WRITTEN TASK:
Set each entry down verbatim, omitting images.

== DATA FOR THIS TASK

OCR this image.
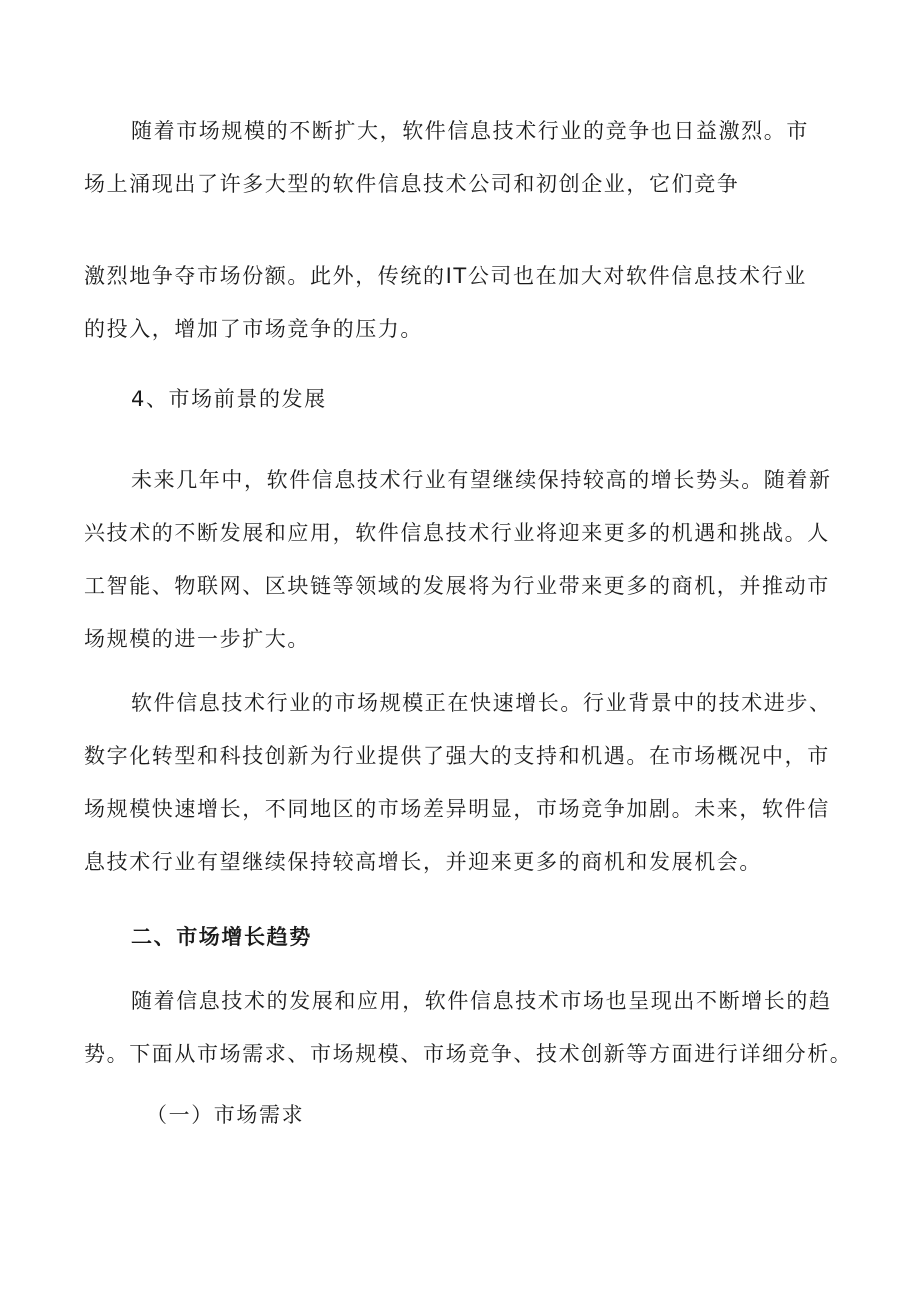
随着市场规模的不断扩大，软件信息技术行业的竞争也日益激烈。市
场上涌现出了许多大型的软件信息技术公司和初创企业，它们竞争
激烈地争夺市场份额。此外，传统的IT公司也在加大对软件信息技术行业
的投入，增加了市场竞争的压力。
4、市场前景的发展
未来几年中，软件信息技术行业有望继续保持较高的增长势头。随着新
兴技术的不断发展和应用，软件信息技术行业将迎来更多的机遇和挑战。人
工智能、物联网、区块链等领域的发展将为行业带来更多的商机，并推动市
场规模的进一步扩大。
软件信息技术行业的市场规模正在快速增长。行业背景中的技术进步、
数字化转型和科技创新为行业提供了强大的支持和机遇。在市场概况中，市
场规模快速增长，不同地区的市场差异明显，市场竞争加剧。未来，软件信
息技术行业有望继续保持较高增长，并迎来更多的商机和发展机会。
二、市场增长趋势
随着信息技术的发展和应用，软件信息技术市场也呈现出不断增长的趋
势。下面从市场需求、市场规模、市场竞争、技术创新等方面进行详细分析。
（一）市场需求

====

SOLUTION TO THE EXERCISE:
OCR this image.
随着市场规模的不断扩大，软件信息技术行业的竞争也日益激烈。市
场上涌现出了许多大型的软件信息技术公司和初创企业，它们竞争
激烈地争夺市场份额。此外，传统的IT公司也在加大对软件信息技术行业
的投入，增加了市场竞争的压力。
4、市场前景的发展
未来几年中，软件信息技术行业有望继续保持较高的增长势头。随着新
兴技术的不断发展和应用，软件信息技术行业将迎来更多的机遇和挑战。人
工智能、物联网、区块链等领域的发展将为行业带来更多的商机，并推动市
场规模的进一步扩大。
软件信息技术行业的市场规模正在快速增长。行业背景中的技术进步、
数字化转型和科技创新为行业提供了强大的支持和机遇。在市场概况中，市
场规模快速增长，不同地区的市场差异明显，市场竞争加剧。未来，软件信
息技术行业有望继续保持较高增长，并迎来更多的商机和发展机会。
二、市场增长趋势
随着信息技术的发展和应用，软件信息技术市场也呈现出不断增长的趋
势。下面从市场需求、市场规模、市场竞争、技术创新等方面进行详细分析。
（一）市场需求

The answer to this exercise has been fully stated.